Given request:
Emit a verbatim copy of the lines running from the line with "Give me a plain-text" through the end of the material below.

Records:
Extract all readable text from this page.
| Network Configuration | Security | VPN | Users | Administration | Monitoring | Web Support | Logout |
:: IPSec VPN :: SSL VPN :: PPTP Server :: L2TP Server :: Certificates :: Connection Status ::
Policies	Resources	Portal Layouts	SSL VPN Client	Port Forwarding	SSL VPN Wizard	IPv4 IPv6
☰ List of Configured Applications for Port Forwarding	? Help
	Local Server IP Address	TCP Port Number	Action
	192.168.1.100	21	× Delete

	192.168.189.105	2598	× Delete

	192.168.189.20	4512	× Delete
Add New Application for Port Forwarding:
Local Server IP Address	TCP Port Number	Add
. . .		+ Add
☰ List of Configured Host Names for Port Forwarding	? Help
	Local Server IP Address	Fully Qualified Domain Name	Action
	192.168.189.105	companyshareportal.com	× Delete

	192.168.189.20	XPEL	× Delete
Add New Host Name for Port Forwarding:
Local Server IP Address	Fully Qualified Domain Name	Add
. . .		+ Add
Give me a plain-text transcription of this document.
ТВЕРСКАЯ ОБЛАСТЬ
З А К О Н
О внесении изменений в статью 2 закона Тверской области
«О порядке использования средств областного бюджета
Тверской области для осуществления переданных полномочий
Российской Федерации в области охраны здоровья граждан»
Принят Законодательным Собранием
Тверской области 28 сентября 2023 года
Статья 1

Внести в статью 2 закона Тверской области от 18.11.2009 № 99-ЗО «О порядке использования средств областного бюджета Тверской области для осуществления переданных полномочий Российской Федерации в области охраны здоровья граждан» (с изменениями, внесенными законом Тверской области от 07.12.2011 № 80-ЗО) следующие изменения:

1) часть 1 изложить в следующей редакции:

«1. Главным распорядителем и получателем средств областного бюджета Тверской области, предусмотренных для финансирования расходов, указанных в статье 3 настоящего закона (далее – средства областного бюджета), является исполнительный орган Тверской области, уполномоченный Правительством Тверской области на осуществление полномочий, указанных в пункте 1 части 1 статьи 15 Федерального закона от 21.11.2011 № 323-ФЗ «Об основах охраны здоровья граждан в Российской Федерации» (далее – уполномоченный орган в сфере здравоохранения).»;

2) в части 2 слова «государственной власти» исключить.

Worked solution:
Give me a plain-text transcription of this document.
ТВЕРСКАЯ ОБЛАСТЬ
З А К О Н
О внесении изменений в статью 2 закона Тверской области
«О порядке использования средств областного бюджета
Тверской области для осуществления переданных полномочий
Российской Федерации в области охраны здоровья граждан»
Принят Законодательным Собранием
Тверской области 28 сентября 2023 года
Статья 1

Внести в статью 2 закона Тверской области от 18.11.2009 № 99-ЗО «О порядке использования средств областного бюджета Тверской области для осуществления переданных полномочий Российской Федерации в области охраны здоровья граждан» (с изменениями, внесенными законом Тверской области от 07.12.2011 № 80-ЗО) следующие изменения:

1) часть 1 изложить в следующей редакции:

«1. Главным распорядителем и получателем средств областного бюджета Тверской области, предусмотренных для финансирования расходов, указанных в статье 3 настоящего закона (далее – средства областного бюджета), является исполнительный орган Тверской области, уполномоченный Правительством Тверской области на осуществление полномочий, указанных в пункте 1 части 1 статьи 15 Федерального закона от 21.11.2011 № 323-ФЗ «Об основах охраны здоровья граждан в Российской Федерации» (далее – уполномоченный орган в сфере здравоохранения).»;

2) в части 2 слова «государственной власти» исключить.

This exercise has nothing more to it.